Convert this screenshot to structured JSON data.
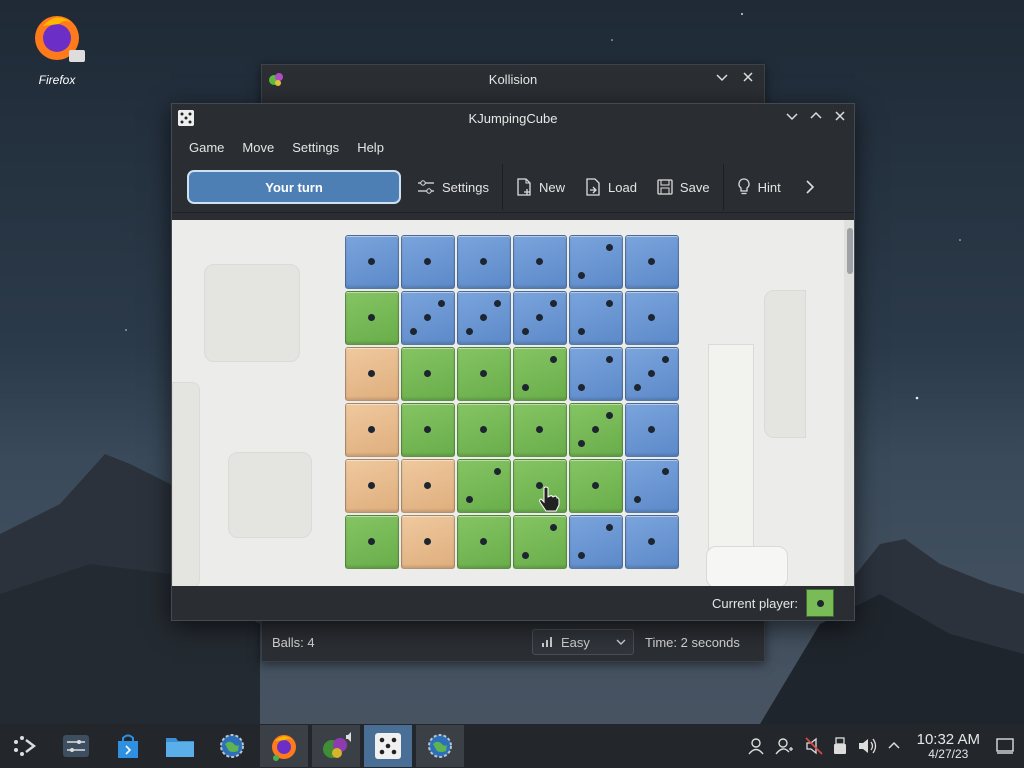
{
  "desktop": {
    "icon_label": "Firefox"
  },
  "background_window": {
    "title": "Kollision",
    "status": {
      "balls": "Balls: 4",
      "difficulty": "Easy",
      "time": "Time: 2 seconds"
    }
  },
  "main_window": {
    "title": "KJumpingCube",
    "menu": [
      "Game",
      "Move",
      "Settings",
      "Help"
    ],
    "toolbar": {
      "turn_label": "Your turn",
      "settings_label": "Settings",
      "new_label": "New",
      "load_label": "Load",
      "save_label": "Save",
      "hint_label": "Hint"
    },
    "board": {
      "rows": [
        [
          {
            "c": "blue",
            "n": 1
          },
          {
            "c": "blue",
            "n": 1
          },
          {
            "c": "blue",
            "n": 1
          },
          {
            "c": "blue",
            "n": 1
          },
          {
            "c": "blue",
            "n": 2
          },
          {
            "c": "blue",
            "n": 1
          }
        ],
        [
          {
            "c": "green",
            "n": 1
          },
          {
            "c": "blue",
            "n": 3
          },
          {
            "c": "blue",
            "n": 3
          },
          {
            "c": "blue",
            "n": 3
          },
          {
            "c": "blue",
            "n": 2
          },
          {
            "c": "blue",
            "n": 1
          }
        ],
        [
          {
            "c": "orange",
            "n": 1
          },
          {
            "c": "green",
            "n": 1
          },
          {
            "c": "green",
            "n": 1
          },
          {
            "c": "green",
            "n": 2
          },
          {
            "c": "blue",
            "n": 2
          },
          {
            "c": "blue",
            "n": 3
          }
        ],
        [
          {
            "c": "orange",
            "n": 1
          },
          {
            "c": "green",
            "n": 1
          },
          {
            "c": "green",
            "n": 1
          },
          {
            "c": "green",
            "n": 1
          },
          {
            "c": "green",
            "n": 3
          },
          {
            "c": "blue",
            "n": 1
          }
        ],
        [
          {
            "c": "orange",
            "n": 1
          },
          {
            "c": "orange",
            "n": 1
          },
          {
            "c": "green",
            "n": 2
          },
          {
            "c": "green",
            "n": 1
          },
          {
            "c": "green",
            "n": 1
          },
          {
            "c": "blue",
            "n": 2
          }
        ],
        [
          {
            "c": "green",
            "n": 1
          },
          {
            "c": "orange",
            "n": 1
          },
          {
            "c": "green",
            "n": 1
          },
          {
            "c": "green",
            "n": 2
          },
          {
            "c": "blue",
            "n": 2
          },
          {
            "c": "blue",
            "n": 1
          }
        ]
      ]
    },
    "status": {
      "current_player_label": "Current player:"
    }
  },
  "colors": {
    "blue": "#6a95d3",
    "green": "#77b957",
    "orange": "#e8bd8f",
    "turn_button": "#4d7fb5"
  },
  "taskbar": {
    "items": [
      "application-launcher-icon",
      "system-settings-icon",
      "discover-icon",
      "dolphin-icon",
      "settings-globe-icon",
      "firefox-icon",
      "kollision-icon",
      "kjumpingcube-icon",
      "globe-icon"
    ],
    "clock_time": "10:32 AM",
    "clock_date": "4/27/23"
  }
}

- - -

Task prompt
Transcribe the whole listing exactly. Pictures are excluded.

The result
Convert this screenshot to structured JSON data.
{
  "desktop": {
    "icon_label": "Firefox"
  },
  "background_window": {
    "title": "Kollision",
    "status": {
      "balls": "Balls: 4",
      "difficulty": "Easy",
      "time": "Time: 2 seconds"
    }
  },
  "main_window": {
    "title": "KJumpingCube",
    "menu": [
      "Game",
      "Move",
      "Settings",
      "Help"
    ],
    "toolbar": {
      "turn_label": "Your turn",
      "settings_label": "Settings",
      "new_label": "New",
      "load_label": "Load",
      "save_label": "Save",
      "hint_label": "Hint"
    },
    "board": {
      "rows": [
        [
          {
            "c": "blue",
            "n": 1
          },
          {
            "c": "blue",
            "n": 1
          },
          {
            "c": "blue",
            "n": 1
          },
          {
            "c": "blue",
            "n": 1
          },
          {
            "c": "blue",
            "n": 2
          },
          {
            "c": "blue",
            "n": 1
          }
        ],
        [
          {
            "c": "green",
            "n": 1
          },
          {
            "c": "blue",
            "n": 3
          },
          {
            "c": "blue",
            "n": 3
          },
          {
            "c": "blue",
            "n": 3
          },
          {
            "c": "blue",
            "n": 2
          },
          {
            "c": "blue",
            "n": 1
          }
        ],
        [
          {
            "c": "orange",
            "n": 1
          },
          {
            "c": "green",
            "n": 1
          },
          {
            "c": "green",
            "n": 1
          },
          {
            "c": "green",
            "n": 2
          },
          {
            "c": "blue",
            "n": 2
          },
          {
            "c": "blue",
            "n": 3
          }
        ],
        [
          {
            "c": "orange",
            "n": 1
          },
          {
            "c": "green",
            "n": 1
          },
          {
            "c": "green",
            "n": 1
          },
          {
            "c": "green",
            "n": 1
          },
          {
            "c": "green",
            "n": 3
          },
          {
            "c": "blue",
            "n": 1
          }
        ],
        [
          {
            "c": "orange",
            "n": 1
          },
          {
            "c": "orange",
            "n": 1
          },
          {
            "c": "green",
            "n": 2
          },
          {
            "c": "green",
            "n": 1
          },
          {
            "c": "green",
            "n": 1
          },
          {
            "c": "blue",
            "n": 2
          }
        ],
        [
          {
            "c": "green",
            "n": 1
          },
          {
            "c": "orange",
            "n": 1
          },
          {
            "c": "green",
            "n": 1
          },
          {
            "c": "green",
            "n": 2
          },
          {
            "c": "blue",
            "n": 2
          },
          {
            "c": "blue",
            "n": 1
          }
        ]
      ]
    },
    "status": {
      "current_player_label": "Current player:"
    }
  },
  "colors": {
    "blue": "#6a95d3",
    "green": "#77b957",
    "orange": "#e8bd8f",
    "turn_button": "#4d7fb5"
  },
  "taskbar": {
    "items": [
      "application-launcher-icon",
      "system-settings-icon",
      "discover-icon",
      "dolphin-icon",
      "settings-globe-icon",
      "firefox-icon",
      "kollision-icon",
      "kjumpingcube-icon",
      "globe-icon"
    ],
    "clock_time": "10:32 AM",
    "clock_date": "4/27/23"
  }
}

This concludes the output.